→ **Dataset items**
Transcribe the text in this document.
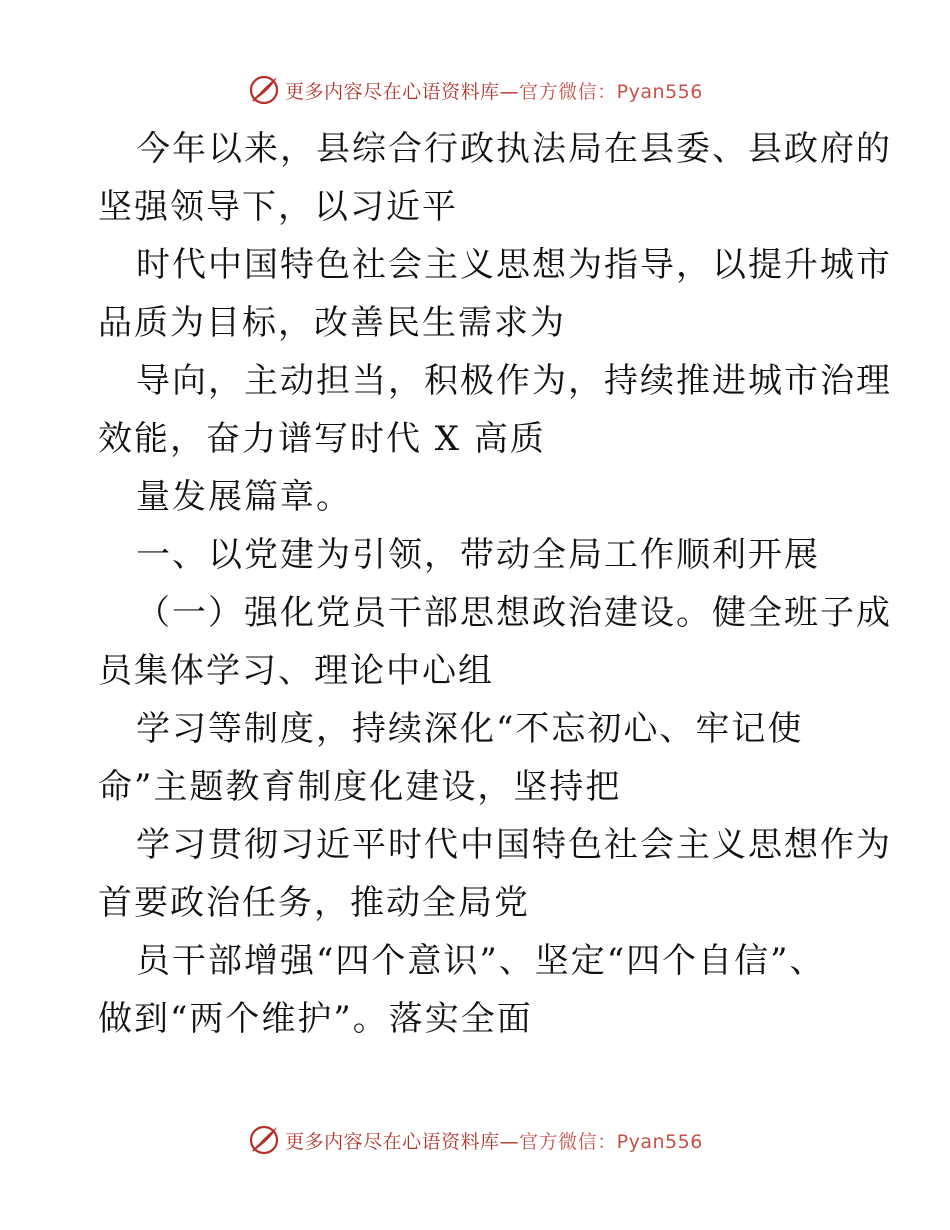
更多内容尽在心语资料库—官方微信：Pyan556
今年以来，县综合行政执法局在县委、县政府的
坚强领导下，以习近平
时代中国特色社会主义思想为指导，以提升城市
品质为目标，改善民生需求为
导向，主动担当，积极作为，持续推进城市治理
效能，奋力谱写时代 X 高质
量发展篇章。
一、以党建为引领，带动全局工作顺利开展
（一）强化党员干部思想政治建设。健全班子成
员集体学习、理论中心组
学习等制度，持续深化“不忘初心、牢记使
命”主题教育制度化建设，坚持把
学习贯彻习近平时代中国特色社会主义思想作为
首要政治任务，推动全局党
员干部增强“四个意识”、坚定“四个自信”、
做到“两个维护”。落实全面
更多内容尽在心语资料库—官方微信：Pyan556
* * *
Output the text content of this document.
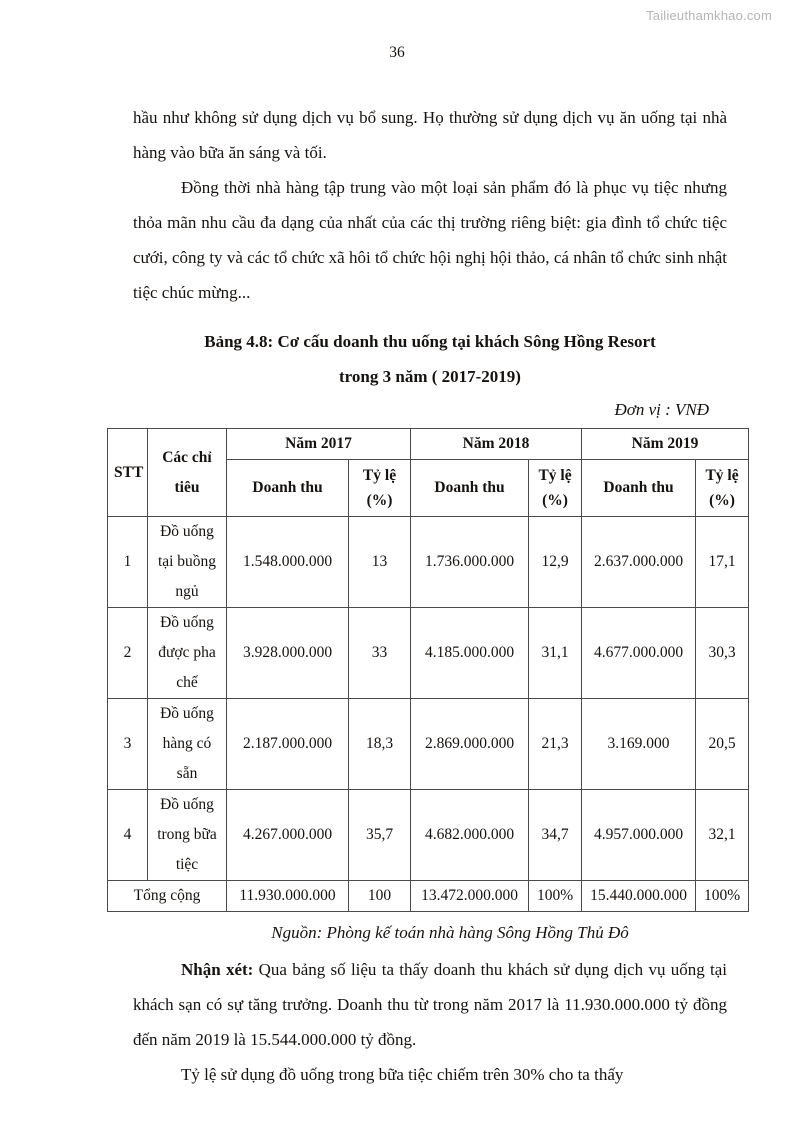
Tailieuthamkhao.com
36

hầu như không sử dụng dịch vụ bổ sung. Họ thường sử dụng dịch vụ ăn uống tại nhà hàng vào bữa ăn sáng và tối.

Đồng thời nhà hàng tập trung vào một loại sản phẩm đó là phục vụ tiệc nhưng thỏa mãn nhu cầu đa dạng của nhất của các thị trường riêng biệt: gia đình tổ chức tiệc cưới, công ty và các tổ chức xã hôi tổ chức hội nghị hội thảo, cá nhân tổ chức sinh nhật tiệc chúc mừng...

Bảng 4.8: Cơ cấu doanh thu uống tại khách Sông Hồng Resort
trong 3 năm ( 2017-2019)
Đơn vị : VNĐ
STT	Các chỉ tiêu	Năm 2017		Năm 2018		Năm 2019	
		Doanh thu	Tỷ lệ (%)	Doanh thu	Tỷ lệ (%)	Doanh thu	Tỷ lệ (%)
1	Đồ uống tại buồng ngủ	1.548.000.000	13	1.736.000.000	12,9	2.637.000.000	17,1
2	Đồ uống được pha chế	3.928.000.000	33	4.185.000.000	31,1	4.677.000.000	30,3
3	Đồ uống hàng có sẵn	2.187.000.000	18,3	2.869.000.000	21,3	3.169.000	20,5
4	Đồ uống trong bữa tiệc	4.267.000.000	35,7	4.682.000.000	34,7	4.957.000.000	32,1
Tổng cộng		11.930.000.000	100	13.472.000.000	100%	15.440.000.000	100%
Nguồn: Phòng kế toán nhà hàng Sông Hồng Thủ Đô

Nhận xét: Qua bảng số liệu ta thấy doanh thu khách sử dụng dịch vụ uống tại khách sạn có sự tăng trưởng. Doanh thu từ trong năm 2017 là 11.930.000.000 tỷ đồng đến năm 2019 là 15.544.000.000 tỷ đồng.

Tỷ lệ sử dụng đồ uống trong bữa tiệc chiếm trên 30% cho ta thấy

→ **TASK DETAILS**
Go through the listing above and list every line that has the word "khách".

→ **SOLVED EXERCISE**
Bảng 4.8: Cơ cấu doanh thu uống tại khách Sông Hồng Resort
Nhận xét: Qua bảng số liệu ta thấy doanh thu khách sử dụng dịch vụ uống tại khách sạn có sự tăng trưởng. Doanh thu từ trong năm 2017 là 11.930.000.000 tỷ đồng đến năm 2019 là 15.544.000.000 tỷ đồng.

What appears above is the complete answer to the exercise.